## Problem details
Copy each line of the data below with the word "Balatonban".

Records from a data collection
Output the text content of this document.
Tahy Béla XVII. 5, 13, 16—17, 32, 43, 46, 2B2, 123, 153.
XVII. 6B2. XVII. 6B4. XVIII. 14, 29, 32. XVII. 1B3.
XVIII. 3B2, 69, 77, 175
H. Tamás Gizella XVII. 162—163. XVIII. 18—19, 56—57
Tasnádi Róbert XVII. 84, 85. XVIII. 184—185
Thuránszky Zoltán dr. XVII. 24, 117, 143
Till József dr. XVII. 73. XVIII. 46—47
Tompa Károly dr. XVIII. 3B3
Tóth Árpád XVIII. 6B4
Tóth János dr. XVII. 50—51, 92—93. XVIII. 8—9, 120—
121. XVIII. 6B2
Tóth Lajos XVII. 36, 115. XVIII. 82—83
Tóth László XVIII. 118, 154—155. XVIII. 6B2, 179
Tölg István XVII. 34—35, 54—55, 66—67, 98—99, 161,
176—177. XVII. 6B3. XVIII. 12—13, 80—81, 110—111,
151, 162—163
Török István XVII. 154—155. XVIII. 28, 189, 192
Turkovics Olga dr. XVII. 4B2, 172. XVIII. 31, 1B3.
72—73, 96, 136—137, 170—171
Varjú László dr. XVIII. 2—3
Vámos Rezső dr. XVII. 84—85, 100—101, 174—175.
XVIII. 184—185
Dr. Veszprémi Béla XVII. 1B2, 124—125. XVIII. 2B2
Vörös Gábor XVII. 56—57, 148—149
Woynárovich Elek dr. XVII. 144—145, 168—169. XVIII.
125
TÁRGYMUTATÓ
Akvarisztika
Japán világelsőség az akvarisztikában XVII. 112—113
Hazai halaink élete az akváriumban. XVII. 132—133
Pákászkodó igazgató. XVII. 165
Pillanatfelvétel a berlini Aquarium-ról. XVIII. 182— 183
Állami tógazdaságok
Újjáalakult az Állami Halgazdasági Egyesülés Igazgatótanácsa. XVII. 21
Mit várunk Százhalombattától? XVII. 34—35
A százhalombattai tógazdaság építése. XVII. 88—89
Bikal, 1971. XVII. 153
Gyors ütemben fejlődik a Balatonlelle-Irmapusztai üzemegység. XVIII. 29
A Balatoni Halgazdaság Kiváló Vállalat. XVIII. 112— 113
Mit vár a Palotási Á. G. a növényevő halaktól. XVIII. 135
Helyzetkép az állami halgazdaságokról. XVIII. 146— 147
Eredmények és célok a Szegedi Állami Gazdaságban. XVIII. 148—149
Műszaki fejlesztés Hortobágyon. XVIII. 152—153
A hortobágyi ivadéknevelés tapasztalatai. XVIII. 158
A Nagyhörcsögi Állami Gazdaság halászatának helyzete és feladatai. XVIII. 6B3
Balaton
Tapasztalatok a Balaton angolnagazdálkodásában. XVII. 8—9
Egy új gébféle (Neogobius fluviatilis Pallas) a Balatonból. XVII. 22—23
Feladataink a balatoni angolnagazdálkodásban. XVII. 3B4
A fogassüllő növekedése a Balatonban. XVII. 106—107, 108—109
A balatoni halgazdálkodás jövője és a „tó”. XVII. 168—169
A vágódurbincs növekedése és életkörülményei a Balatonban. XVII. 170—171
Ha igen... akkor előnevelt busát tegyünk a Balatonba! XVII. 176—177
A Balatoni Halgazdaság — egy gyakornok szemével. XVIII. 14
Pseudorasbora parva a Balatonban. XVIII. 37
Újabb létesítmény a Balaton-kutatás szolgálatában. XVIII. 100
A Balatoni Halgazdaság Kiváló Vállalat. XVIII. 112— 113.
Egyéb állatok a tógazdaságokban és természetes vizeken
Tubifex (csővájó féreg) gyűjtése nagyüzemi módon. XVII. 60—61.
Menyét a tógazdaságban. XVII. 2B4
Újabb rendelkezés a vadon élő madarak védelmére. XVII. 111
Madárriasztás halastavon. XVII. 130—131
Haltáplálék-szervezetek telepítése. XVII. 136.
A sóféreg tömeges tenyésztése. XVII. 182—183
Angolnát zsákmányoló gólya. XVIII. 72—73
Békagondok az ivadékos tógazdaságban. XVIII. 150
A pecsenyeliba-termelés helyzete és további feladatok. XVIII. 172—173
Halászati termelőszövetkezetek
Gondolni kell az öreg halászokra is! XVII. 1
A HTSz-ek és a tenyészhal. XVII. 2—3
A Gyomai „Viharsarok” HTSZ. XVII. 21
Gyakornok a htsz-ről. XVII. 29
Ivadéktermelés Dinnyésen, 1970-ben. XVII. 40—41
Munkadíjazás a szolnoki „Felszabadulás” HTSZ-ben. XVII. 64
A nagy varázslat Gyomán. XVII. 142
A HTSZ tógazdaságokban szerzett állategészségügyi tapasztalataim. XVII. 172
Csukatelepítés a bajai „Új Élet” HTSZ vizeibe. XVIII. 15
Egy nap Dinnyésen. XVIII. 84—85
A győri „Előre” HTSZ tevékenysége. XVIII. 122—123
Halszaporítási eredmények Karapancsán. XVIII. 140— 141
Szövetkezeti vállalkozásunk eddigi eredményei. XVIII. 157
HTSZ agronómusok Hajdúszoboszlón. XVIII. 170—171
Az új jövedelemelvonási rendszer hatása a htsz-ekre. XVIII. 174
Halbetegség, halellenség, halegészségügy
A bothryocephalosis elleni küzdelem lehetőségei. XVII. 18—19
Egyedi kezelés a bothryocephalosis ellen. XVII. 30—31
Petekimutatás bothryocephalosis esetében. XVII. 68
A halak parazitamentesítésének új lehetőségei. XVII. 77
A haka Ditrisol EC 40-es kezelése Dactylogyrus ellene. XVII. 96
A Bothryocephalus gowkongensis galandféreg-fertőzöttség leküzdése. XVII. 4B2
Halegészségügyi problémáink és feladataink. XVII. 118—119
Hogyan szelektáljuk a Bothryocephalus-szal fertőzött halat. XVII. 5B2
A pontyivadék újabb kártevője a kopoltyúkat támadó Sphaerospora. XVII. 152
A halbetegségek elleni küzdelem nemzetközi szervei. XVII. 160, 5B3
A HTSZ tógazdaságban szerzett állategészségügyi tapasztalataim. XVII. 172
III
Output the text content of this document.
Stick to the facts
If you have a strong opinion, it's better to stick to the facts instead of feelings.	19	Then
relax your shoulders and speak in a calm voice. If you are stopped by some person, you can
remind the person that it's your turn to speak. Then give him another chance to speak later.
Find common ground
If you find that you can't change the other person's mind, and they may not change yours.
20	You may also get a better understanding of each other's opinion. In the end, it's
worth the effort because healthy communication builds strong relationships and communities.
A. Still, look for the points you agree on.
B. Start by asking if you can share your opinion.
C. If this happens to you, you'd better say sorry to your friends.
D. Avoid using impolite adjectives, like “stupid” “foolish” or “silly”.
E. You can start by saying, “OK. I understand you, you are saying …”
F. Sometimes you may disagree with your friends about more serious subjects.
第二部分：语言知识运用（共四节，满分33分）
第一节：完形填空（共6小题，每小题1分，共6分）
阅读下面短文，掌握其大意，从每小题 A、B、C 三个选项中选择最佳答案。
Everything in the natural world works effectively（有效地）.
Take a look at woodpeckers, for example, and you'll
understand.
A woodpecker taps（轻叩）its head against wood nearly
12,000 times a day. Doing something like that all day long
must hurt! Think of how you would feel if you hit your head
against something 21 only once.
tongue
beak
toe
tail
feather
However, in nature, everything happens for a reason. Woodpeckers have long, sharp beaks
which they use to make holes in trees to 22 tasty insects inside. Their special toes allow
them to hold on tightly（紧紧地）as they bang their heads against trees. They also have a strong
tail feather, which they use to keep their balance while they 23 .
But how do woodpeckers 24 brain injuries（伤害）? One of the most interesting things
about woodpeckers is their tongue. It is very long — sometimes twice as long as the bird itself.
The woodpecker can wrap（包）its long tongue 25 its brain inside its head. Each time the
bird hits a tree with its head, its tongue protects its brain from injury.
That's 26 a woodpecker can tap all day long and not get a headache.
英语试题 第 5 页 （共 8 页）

## Response for this exercise
A fogassüllő növekedése a Balatonban. XVII. 106—107, 108—109
A vágódurbincs növekedése és életkörülményei a Balatonban. XVII. 170—171
Pseudorasbora parva a Balatonban. XVIII. 37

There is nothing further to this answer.